> **Short task**: Format every line of the records below as a JSON list of strings, one string per line, with blank lines omitted.

> **Input rows**:

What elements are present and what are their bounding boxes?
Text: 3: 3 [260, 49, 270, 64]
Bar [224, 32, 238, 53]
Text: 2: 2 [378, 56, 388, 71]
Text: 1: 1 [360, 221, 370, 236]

> **Expected answer**:
[
  "What elements are present and what are their bounding boxes?",
  "Text: 3: 3 [260, 49, 270, 64]",
  "Bar [224, 32, 238, 53]",
  "Text: 2: 2 [378, 56, 388, 71]",
  "Text: 1: 1 [360, 221, 370, 236]"
]